Extracted records
* Begin *

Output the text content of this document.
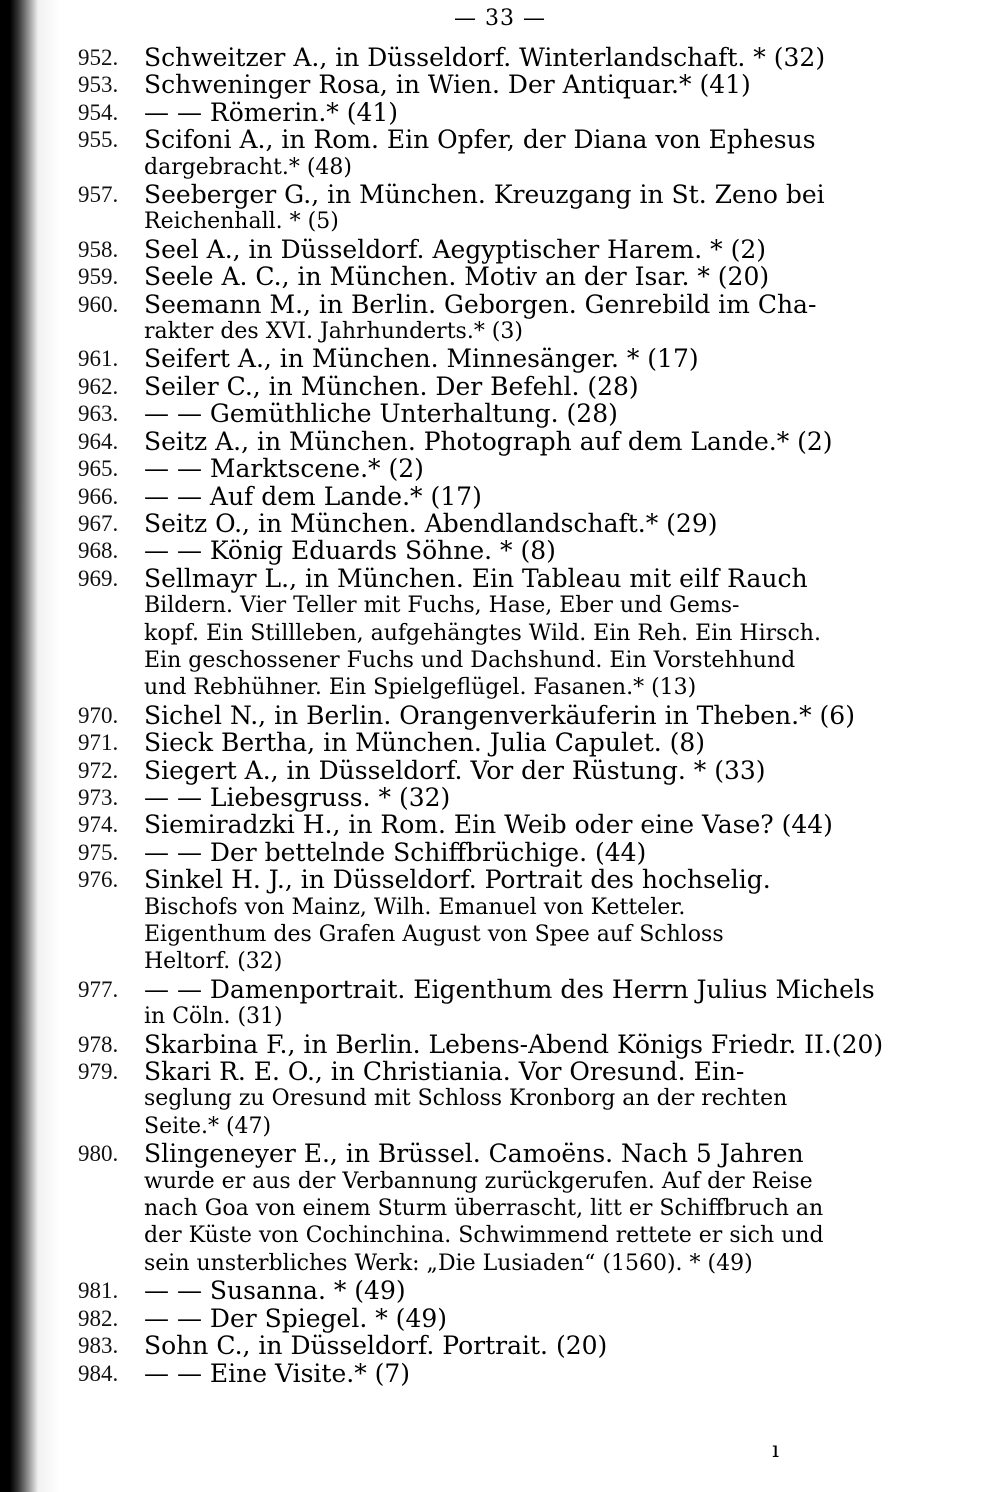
— 33 —
952.	Schweitzer A., in Düsseldorf. Winterlandschaft. * (32)
953.	Schweninger Rosa, in Wien. Der Antiquar.* (41)
954.	— — Römerin.* (41)
955.	Scifoni A., in Rom. Ein Opfer, der Diana von Ephesus
dargebracht.* (48)
957.	Seeberger G., in München. Kreuzgang in St. Zeno bei
Reichenhall. * (5)
958.	Seel A., in Düsseldorf. Aegyptischer Harem. * (2)
959.	Seele A. C., in München. Motiv an der Isar. * (20)
960.	Seemann M., in Berlin. Geborgen. Genrebild im Cha-
rakter des XVI. Jahrhunderts.* (3)
961.	Seifert A., in München. Minnesänger. * (17)
962.	Seiler C., in München. Der Befehl. (28)
963.	— — Gemüthliche Unterhaltung. (28)
964.	Seitz A., in München. Photograph auf dem Lande.* (2)
965.	— — Marktscene.* (2)
966.	— — Auf dem Lande.* (17)
967.	Seitz O., in München. Abendlandschaft.* (29)
968.	— — König Eduards Söhne. * (8)
969.	Sellmayr L., in München. Ein Tableau mit eilf Rauch
Bildern. Vier Teller mit Fuchs, Hase, Eber und Gems-
kopf. Ein Stillleben, aufgehängtes Wild. Ein Reh. Ein Hirsch.
Ein geschossener Fuchs und Dachshund. Ein Vorstehhund
und Rebhühner. Ein Spielgeflügel. Fasanen.* (13)
970.	Sichel N., in Berlin. Orangenverkäuferin in Theben.* (6)
971.	Sieck Bertha, in München. Julia Capulet. (8)
972.	Siegert A., in Düsseldorf. Vor der Rüstung. * (33)
973.	— — Liebesgruss. * (32)
974.	Siemiradzki H., in Rom. Ein Weib oder eine Vase? (44)
975.	— — Der bettelnde Schiffbrüchige. (44)
976.	Sinkel H. J., in Düsseldorf. Portrait des hochselig.
Bischofs von Mainz, Wilh. Emanuel von Ketteler.
Eigenthum des Grafen August von Spee auf Schloss
Heltorf. (32)
977.	— — Damenportrait. Eigenthum des Herrn Julius Michels
in Cöln. (31)
978.	Skarbina F., in Berlin. Lebens-Abend Königs Friedr. II.(20)
979.	Skari R. E. O., in Christiania. Vor Oresund. Ein-
seglung zu Oresund mit Schloss Kronborg an der rechten
Seite.* (47)
980.	Slingeneyer E., in Brüssel. Camoëns. Nach 5 Jahren
wurde er aus der Verbannung zurückgerufen. Auf der Reise
nach Goa von einem Sturm überrascht, litt er Schiffbruch an
der Küste von Cochinchina. Schwimmend rettete er sich und
sein unsterbliches Werk: „Die Lusiaden“ (1560). * (49)
981.	— — Susanna. * (49)
982.	— — Der Spiegel. * (49)
983.	Sohn C., in Düsseldorf. Portrait. (20)
984.	— — Eine Visite.* (7)
ı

* End *

** SHORT EXERCISE **
List every line above that contains the word "Lande".

** SOLUTION TO THIS PROBLEM **
964.	Seitz A., in München. Photograph auf dem Lande.* (2)
966.	— — Auf dem Lande.* (17)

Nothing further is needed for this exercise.